## Entries shown
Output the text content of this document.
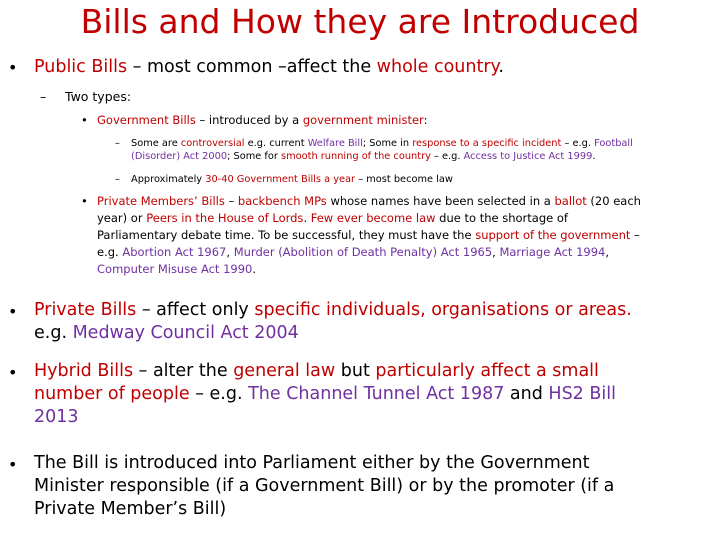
Bills and How they are Introduced
• Public Bills – most common –affect the whole country.
– Two types:
• Government Bills – introduced by a government minister:
– Some are controversial e.g. current Welfare Bill; Some in response to a specific incident – e.g. Football
(Disorder) Act 2000; Some for smooth running of the country – e.g. Access to Justice Act 1999.
– Approximately 30-40 Government Bills a year – most become law
• Private Members’ Bills – backbench MPs whose names have been selected in a ballot (20 each
year) or Peers in the House of Lords. Few ever become law due to the shortage of
Parliamentary debate time. To be successful, they must have the support of the government –
e.g. Abortion Act 1967, Murder (Abolition of Death Penalty) Act 1965, Marriage Act 1994,
Computer Misuse Act 1990.
• Private Bills – affect only specific individuals, organisations or areas.
e.g. Medway Council Act 2004
• Hybrid Bills – alter the general law but particularly affect a small
number of people – e.g. The Channel Tunnel Act 1987 and HS2 Bill
2013
• The Bill is introduced into Parliament either by the Government
Minister responsible (if a Government Bill) or by the promoter (if a
Private Member’s Bill)
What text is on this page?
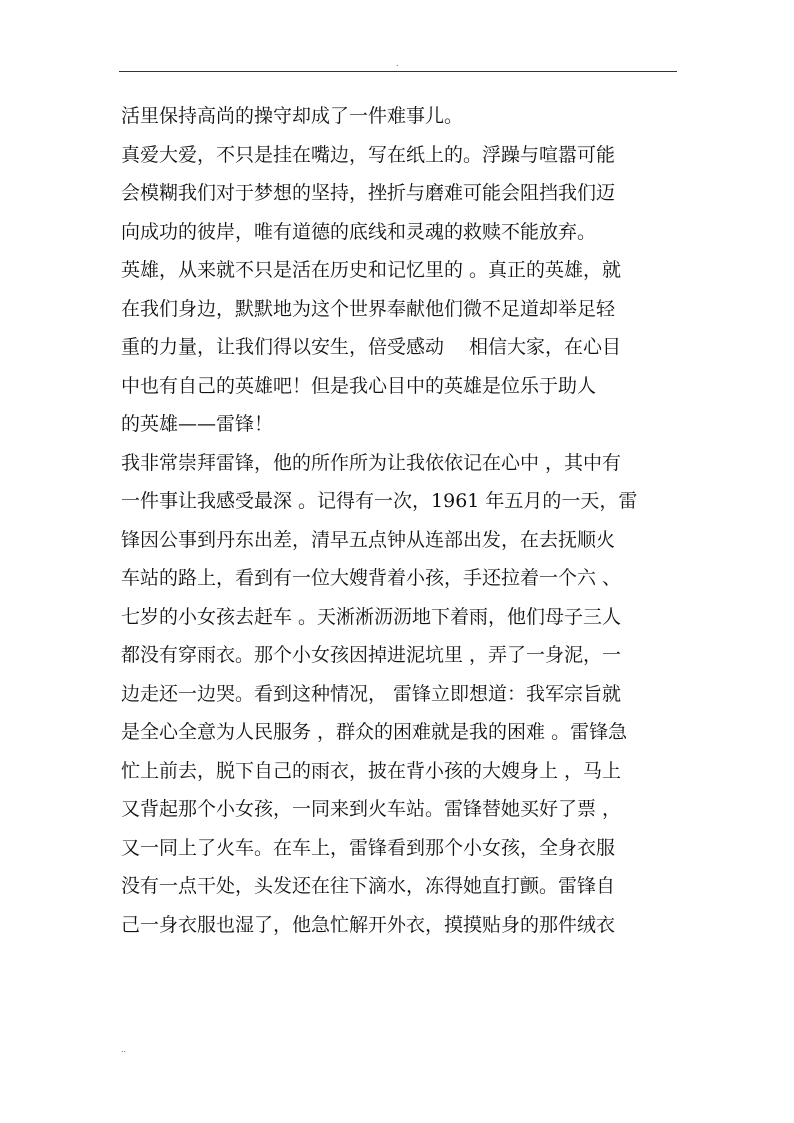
.
活里保持高尚的操守却成了一件难事儿。
真爱大爱，不只是挂在嘴边，写在纸上的。浮躁与喧嚣可能
会模糊我们对于梦想的坚持，挫折与磨难可能会阻挡我们迈
向成功的彼岸，唯有道德的底线和灵魂的救赎不能放弃。
英雄，从来就不只是活在历史和记忆里的 。真正的英雄，就
在我们身边，默默地为这个世界奉献他们微不足道却举足轻
重的力量，让我们得以安生，倍受感动　 相信大家，在心目
中也有自己的英雄吧！但是我心目中的英雄是位乐于助人
的英雄——雷锋！
我非常崇拜雷锋，他的所作所为让我依依记在心中 ，其中有
一件事让我感受最深 。记得有一次，1961 年五月的一天，雷
锋因公事到丹东出差，清早五点钟从连部出发，在去抚顺火
车站的路上，看到有一位大嫂背着小孩，手还拉着一个六 、
七岁的小女孩去赶车 。天淅淅沥沥地下着雨，他们母子三人
都没有穿雨衣。那个小女孩因掉进泥坑里 ，弄了一身泥，一
边走还一边哭。看到这种情况， 雷锋立即想道：我军宗旨就
是全心全意为人民服务 ，群众的困难就是我的困难 。雷锋急
忙上前去，脱下自己的雨衣，披在背小孩的大嫂身上 ，马上
又背起那个小女孩，一同来到火车站。雷锋替她买好了票 ，
又一同上了火车。在车上，雷锋看到那个小女孩，全身衣服
没有一点干处，头发还在往下滴水，冻得她直打颤。雷锋自
己一身衣服也湿了，他急忙解开外衣，摸摸贴身的那件绒衣
..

## Directive
Go through the material line by line. Show each line that contains the string "this".

## Response
Output the text content of this document.
What text is on this page?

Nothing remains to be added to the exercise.